Challenge: Across the data below, how many lines hold "name"? Answer with that number and nothing else.

Material for this exercise:
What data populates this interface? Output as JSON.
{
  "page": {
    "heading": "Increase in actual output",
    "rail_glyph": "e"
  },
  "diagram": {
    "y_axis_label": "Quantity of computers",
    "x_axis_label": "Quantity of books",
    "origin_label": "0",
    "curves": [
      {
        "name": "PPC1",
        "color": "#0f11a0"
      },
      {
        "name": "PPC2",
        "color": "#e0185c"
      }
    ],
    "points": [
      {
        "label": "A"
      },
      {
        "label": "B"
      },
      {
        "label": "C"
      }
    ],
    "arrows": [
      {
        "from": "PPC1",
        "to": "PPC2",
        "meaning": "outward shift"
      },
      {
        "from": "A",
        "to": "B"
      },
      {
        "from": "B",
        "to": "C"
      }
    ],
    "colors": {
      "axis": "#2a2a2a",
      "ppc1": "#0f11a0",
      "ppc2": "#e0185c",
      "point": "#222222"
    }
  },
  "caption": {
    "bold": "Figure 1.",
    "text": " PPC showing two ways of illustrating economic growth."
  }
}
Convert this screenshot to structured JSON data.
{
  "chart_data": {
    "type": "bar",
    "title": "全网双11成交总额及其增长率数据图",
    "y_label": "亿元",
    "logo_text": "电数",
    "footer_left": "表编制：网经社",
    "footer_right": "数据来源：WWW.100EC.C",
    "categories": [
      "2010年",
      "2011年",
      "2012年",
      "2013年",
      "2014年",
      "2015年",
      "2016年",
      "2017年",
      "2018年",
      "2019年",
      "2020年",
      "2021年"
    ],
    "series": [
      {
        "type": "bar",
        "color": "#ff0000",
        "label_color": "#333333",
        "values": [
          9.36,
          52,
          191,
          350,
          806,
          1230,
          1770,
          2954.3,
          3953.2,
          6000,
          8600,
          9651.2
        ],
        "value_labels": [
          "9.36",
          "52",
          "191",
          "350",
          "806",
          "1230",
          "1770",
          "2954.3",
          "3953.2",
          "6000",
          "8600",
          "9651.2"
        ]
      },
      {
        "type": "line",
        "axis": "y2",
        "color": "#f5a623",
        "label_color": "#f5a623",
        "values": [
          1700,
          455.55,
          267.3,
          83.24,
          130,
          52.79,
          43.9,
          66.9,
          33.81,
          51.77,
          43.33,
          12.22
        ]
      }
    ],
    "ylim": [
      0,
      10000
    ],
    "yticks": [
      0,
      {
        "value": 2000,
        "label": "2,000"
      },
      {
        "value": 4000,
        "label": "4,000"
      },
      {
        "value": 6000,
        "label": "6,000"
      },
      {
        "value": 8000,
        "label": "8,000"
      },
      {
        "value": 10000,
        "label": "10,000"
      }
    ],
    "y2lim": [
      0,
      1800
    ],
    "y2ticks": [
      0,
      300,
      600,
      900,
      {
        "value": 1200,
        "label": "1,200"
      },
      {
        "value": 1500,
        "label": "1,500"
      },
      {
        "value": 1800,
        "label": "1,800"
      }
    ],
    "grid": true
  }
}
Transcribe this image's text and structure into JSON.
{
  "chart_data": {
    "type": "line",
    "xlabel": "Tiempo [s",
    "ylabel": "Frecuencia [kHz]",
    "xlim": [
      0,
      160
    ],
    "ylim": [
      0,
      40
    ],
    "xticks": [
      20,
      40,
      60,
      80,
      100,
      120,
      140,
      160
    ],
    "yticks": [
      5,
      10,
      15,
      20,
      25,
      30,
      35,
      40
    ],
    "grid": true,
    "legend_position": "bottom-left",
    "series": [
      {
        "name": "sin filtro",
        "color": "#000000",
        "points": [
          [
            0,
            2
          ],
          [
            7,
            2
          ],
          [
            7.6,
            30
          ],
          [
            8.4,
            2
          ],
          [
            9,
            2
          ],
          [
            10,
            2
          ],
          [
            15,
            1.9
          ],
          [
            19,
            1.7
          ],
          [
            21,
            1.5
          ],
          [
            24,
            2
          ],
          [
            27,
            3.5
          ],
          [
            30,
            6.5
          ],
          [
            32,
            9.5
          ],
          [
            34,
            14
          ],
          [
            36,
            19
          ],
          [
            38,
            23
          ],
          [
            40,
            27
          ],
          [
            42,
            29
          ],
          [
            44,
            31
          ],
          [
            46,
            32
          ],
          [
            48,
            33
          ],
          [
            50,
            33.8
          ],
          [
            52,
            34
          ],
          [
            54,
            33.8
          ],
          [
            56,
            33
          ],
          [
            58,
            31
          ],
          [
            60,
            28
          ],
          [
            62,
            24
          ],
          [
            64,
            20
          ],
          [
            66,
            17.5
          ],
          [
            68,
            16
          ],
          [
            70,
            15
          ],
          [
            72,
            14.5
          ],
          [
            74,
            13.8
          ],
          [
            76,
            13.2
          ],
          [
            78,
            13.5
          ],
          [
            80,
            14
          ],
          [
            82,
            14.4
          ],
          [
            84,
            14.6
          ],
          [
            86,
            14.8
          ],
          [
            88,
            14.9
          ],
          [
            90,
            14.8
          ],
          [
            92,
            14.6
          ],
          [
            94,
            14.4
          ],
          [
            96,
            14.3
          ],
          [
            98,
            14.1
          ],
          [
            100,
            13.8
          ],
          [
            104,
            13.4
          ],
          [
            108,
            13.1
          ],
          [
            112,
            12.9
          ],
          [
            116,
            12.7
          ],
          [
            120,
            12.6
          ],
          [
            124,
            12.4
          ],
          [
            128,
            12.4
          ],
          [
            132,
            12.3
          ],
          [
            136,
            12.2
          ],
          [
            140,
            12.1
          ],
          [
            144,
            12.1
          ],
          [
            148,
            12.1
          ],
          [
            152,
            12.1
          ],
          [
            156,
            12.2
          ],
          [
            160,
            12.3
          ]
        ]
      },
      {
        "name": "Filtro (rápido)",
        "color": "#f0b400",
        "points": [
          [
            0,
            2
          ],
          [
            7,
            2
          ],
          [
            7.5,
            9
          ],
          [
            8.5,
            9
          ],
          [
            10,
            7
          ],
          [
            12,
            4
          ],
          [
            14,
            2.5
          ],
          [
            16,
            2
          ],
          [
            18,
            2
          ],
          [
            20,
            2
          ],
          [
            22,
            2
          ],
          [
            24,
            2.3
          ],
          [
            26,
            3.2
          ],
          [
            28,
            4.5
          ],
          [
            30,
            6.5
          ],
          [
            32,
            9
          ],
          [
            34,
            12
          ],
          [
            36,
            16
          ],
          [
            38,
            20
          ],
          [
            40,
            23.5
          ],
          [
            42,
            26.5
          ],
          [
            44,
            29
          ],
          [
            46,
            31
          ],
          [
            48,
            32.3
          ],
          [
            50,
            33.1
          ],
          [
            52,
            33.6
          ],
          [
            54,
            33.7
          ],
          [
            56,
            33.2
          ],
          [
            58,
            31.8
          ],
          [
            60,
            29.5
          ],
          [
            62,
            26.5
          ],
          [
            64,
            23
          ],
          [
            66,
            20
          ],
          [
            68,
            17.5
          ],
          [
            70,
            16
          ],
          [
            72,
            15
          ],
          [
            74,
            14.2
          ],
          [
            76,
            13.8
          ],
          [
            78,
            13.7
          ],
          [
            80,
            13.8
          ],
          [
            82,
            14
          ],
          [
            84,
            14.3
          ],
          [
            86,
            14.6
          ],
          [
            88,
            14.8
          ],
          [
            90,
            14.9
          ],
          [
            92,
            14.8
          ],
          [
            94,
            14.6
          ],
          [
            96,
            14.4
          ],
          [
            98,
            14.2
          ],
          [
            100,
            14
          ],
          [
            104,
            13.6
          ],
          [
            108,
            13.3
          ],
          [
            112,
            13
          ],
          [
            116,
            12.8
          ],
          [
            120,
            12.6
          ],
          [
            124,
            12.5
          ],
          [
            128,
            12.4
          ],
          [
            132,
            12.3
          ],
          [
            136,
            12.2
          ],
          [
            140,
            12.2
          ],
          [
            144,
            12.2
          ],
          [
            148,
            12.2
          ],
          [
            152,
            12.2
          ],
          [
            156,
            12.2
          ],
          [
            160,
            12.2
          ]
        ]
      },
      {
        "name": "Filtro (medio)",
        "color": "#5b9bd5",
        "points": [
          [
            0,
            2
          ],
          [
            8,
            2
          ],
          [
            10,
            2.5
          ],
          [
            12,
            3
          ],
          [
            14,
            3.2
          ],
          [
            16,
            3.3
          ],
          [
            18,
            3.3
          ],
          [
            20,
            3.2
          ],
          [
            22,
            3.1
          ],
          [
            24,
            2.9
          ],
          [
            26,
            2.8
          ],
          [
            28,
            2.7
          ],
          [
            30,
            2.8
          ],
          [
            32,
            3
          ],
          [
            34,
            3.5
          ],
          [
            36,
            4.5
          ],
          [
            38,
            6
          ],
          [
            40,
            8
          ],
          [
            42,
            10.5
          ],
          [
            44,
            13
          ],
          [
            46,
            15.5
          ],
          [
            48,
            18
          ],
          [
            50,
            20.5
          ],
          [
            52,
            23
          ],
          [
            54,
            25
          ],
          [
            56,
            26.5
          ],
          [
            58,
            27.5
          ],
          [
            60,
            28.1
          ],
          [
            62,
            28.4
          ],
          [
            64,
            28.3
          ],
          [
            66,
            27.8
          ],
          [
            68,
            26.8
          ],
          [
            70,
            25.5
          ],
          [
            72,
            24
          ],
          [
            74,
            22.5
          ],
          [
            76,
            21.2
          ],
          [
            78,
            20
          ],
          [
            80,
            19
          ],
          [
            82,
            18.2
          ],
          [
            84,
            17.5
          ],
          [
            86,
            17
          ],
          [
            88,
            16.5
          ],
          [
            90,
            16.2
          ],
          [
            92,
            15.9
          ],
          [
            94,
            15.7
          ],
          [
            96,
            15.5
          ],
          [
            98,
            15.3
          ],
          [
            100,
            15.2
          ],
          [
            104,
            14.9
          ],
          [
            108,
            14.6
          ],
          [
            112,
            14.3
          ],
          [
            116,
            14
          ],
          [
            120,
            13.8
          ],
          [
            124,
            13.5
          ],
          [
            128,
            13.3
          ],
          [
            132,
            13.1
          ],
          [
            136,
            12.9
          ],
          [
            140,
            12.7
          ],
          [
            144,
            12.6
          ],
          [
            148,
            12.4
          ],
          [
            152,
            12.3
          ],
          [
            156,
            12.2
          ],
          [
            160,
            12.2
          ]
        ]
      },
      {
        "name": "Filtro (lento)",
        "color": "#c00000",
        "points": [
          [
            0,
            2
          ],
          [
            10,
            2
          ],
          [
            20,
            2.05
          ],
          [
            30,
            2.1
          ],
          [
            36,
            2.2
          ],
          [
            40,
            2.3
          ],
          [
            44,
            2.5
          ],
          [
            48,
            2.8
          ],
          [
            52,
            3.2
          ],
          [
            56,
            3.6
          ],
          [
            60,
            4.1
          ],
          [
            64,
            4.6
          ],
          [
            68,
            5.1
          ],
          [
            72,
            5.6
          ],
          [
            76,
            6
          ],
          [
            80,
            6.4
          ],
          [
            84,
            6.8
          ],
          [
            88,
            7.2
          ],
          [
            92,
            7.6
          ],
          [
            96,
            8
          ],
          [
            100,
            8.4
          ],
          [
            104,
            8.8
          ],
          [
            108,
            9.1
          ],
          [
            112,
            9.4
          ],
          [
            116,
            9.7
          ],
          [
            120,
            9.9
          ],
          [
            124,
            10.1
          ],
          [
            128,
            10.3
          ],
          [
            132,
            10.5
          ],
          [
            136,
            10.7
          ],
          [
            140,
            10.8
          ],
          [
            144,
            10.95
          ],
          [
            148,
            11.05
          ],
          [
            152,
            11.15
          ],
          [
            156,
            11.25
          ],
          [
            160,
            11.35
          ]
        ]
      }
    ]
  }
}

Written answer: 6